↓
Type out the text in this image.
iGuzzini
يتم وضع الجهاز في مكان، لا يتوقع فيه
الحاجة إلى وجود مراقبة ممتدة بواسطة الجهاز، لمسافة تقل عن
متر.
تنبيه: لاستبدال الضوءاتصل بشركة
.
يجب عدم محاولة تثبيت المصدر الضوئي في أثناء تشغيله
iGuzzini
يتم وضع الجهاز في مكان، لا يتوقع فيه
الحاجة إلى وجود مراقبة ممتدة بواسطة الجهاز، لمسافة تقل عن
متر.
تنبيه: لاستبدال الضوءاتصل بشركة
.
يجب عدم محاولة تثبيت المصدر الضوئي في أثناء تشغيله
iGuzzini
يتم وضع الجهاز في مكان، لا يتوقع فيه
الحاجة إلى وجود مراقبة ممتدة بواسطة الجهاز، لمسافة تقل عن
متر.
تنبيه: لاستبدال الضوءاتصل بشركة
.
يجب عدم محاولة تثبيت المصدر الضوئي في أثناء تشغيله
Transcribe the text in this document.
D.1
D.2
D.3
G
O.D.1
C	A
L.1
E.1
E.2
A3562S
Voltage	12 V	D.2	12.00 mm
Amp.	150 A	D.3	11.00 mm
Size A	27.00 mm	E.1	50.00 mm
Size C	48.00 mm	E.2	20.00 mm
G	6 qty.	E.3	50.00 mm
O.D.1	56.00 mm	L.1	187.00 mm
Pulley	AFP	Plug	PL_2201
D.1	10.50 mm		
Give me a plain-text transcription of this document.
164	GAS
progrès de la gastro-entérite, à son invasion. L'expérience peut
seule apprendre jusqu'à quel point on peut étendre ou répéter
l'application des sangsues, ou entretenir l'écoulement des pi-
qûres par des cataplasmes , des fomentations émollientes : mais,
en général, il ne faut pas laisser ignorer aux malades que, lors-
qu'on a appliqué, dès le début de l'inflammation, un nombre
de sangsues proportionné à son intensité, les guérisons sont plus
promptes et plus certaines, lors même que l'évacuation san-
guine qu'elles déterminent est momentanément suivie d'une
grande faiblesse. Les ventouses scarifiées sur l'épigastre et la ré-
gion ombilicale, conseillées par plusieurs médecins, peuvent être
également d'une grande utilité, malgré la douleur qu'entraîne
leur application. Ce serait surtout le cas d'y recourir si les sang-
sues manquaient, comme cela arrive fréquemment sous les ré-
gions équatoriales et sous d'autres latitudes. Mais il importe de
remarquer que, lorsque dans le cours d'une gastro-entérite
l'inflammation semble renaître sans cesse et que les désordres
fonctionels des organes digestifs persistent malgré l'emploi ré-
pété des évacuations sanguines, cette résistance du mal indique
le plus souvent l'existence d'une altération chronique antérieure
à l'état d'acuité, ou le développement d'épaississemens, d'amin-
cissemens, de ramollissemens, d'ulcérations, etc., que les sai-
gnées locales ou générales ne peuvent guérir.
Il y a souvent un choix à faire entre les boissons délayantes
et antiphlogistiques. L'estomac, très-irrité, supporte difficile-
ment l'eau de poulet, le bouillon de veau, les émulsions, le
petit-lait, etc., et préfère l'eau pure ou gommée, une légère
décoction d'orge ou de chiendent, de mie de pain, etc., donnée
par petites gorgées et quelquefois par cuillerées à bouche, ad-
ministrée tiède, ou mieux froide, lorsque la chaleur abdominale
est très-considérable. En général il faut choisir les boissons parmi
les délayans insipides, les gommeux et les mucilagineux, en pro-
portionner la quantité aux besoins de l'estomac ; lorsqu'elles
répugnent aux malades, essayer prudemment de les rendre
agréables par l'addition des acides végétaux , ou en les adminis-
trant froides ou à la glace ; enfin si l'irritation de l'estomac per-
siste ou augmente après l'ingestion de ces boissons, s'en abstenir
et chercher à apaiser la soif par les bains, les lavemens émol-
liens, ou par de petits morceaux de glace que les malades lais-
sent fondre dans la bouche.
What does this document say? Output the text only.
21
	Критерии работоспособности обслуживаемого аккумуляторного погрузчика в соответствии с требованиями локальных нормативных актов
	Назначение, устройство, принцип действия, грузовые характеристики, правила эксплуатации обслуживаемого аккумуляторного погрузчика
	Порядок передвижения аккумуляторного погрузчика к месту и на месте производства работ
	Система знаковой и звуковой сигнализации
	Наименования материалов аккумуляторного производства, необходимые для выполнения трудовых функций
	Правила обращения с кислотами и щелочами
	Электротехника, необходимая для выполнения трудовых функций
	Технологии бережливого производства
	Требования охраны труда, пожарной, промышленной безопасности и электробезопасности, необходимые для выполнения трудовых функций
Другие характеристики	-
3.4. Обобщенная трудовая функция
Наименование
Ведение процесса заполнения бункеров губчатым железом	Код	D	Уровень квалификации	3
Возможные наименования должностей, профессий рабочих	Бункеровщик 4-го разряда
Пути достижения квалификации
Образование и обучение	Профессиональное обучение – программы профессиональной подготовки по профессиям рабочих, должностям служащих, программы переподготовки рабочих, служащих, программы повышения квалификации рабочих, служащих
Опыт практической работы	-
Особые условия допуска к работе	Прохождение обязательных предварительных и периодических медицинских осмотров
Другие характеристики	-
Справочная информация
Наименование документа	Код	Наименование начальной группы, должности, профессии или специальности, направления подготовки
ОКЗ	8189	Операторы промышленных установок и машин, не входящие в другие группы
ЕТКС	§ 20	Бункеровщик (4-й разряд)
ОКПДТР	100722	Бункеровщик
↑
WRITTEN REQUEST:
Print the material verbatim, all of it.

OUTPUT FOR THIS TASK:
Type out the text in this image.
iGuzzini
يتم وضع الجهاز في مكان، لا يتوقع فيه
الحاجة إلى وجود مراقبة ممتدة بواسطة الجهاز، لمسافة تقل عن
متر.
تنبيه: لاستبدال الضوءاتصل بشركة
.
يجب عدم محاولة تثبيت المصدر الضوئي في أثناء تشغيله
iGuzzini
يتم وضع الجهاز في مكان، لا يتوقع فيه
الحاجة إلى وجود مراقبة ممتدة بواسطة الجهاز، لمسافة تقل عن
متر.
تنبيه: لاستبدال الضوءاتصل بشركة
.
يجب عدم محاولة تثبيت المصدر الضوئي في أثناء تشغيله
iGuzzini
يتم وضع الجهاز في مكان، لا يتوقع فيه
الحاجة إلى وجود مراقبة ممتدة بواسطة الجهاز، لمسافة تقل عن
متر.
تنبيه: لاستبدال الضوءاتصل بشركة
.
يجب عدم محاولة تثبيت المصدر الضوئي في أثناء تشغيله
Transcribe the text in this document.
D.1
D.2
D.3
G
O.D.1
C	A
L.1
E.1
E.2
A3562S
Voltage	12 V	D.2	12.00 mm
Amp.	150 A	D.3	11.00 mm
Size A	27.00 mm	E.1	50.00 mm
Size C	48.00 mm	E.2	20.00 mm
G	6 qty.	E.3	50.00 mm
O.D.1	56.00 mm	L.1	187.00 mm
Pulley	AFP	Plug	PL_2201
D.1	10.50 mm		
Give me a plain-text transcription of this document.
164	GAS
progrès de la gastro-entérite, à son invasion. L'expérience peut
seule apprendre jusqu'à quel point on peut étendre ou répéter
l'application des sangsues, ou entretenir l'écoulement des pi-
qûres par des cataplasmes , des fomentations émollientes : mais,
en général, il ne faut pas laisser ignorer aux malades que, lors-
qu'on a appliqué, dès le début de l'inflammation, un nombre
de sangsues proportionné à son intensité, les guérisons sont plus
promptes et plus certaines, lors même que l'évacuation san-
guine qu'elles déterminent est momentanément suivie d'une
grande faiblesse. Les ventouses scarifiées sur l'épigastre et la ré-
gion ombilicale, conseillées par plusieurs médecins, peuvent être
également d'une grande utilité, malgré la douleur qu'entraîne
leur application. Ce serait surtout le cas d'y recourir si les sang-
sues manquaient, comme cela arrive fréquemment sous les ré-
gions équatoriales et sous d'autres latitudes. Mais il importe de
remarquer que, lorsque dans le cours d'une gastro-entérite
l'inflammation semble renaître sans cesse et que les désordres
fonctionels des organes digestifs persistent malgré l'emploi ré-
pété des évacuations sanguines, cette résistance du mal indique
le plus souvent l'existence d'une altération chronique antérieure
à l'état d'acuité, ou le développement d'épaississemens, d'amin-
cissemens, de ramollissemens, d'ulcérations, etc., que les sai-
gnées locales ou générales ne peuvent guérir.
Il y a souvent un choix à faire entre les boissons délayantes
et antiphlogistiques. L'estomac, très-irrité, supporte difficile-
ment l'eau de poulet, le bouillon de veau, les émulsions, le
petit-lait, etc., et préfère l'eau pure ou gommée, une légère
décoction d'orge ou de chiendent, de mie de pain, etc., donnée
par petites gorgées et quelquefois par cuillerées à bouche, ad-
ministrée tiède, ou mieux froide, lorsque la chaleur abdominale
est très-considérable. En général il faut choisir les boissons parmi
les délayans insipides, les gommeux et les mucilagineux, en pro-
portionner la quantité aux besoins de l'estomac ; lorsqu'elles
répugnent aux malades, essayer prudemment de les rendre
agréables par l'addition des acides végétaux , ou en les adminis-
trant froides ou à la glace ; enfin si l'irritation de l'estomac per-
siste ou augmente après l'ingestion de ces boissons, s'en abstenir
et chercher à apaiser la soif par les bains, les lavemens émol-
liens, ou par de petits morceaux de glace que les malades lais-
sent fondre dans la bouche.
What does this document say? Output the text only.
21
	Критерии работоспособности обслуживаемого аккумуляторного погрузчика в соответствии с требованиями локальных нормативных актов
	Назначение, устройство, принцип действия, грузовые характеристики, правила эксплуатации обслуживаемого аккумуляторного погрузчика
	Порядок передвижения аккумуляторного погрузчика к месту и на месте производства работ
	Система знаковой и звуковой сигнализации
	Наименования материалов аккумуляторного производства, необходимые для выполнения трудовых функций
	Правила обращения с кислотами и щелочами
	Электротехника, необходимая для выполнения трудовых функций
	Технологии бережливого производства
	Требования охраны труда, пожарной, промышленной безопасности и электробезопасности, необходимые для выполнения трудовых функций
Другие характеристики	-
3.4. Обобщенная трудовая функция
Наименование
Ведение процесса заполнения бункеров губчатым железом	Код	D	Уровень квалификации	3
Возможные наименования должностей, профессий рабочих	Бункеровщик 4-го разряда
Пути достижения квалификации
Образование и обучение	Профессиональное обучение – программы профессиональной подготовки по профессиям рабочих, должностям служащих, программы переподготовки рабочих, служащих, программы повышения квалификации рабочих, служащих
Опыт практической работы	-
Особые условия допуска к работе	Прохождение обязательных предварительных и периодических медицинских осмотров
Другие характеристики	-
Справочная информация
Наименование документа	Код	Наименование начальной группы, должности, профессии или специальности, направления подготовки
ОКЗ	8189	Операторы промышленных установок и машин, не входящие в другие группы
ЕТКС	§ 20	Бункеровщик (4-й разряд)
ОКПДТР	100722	Бункеровщик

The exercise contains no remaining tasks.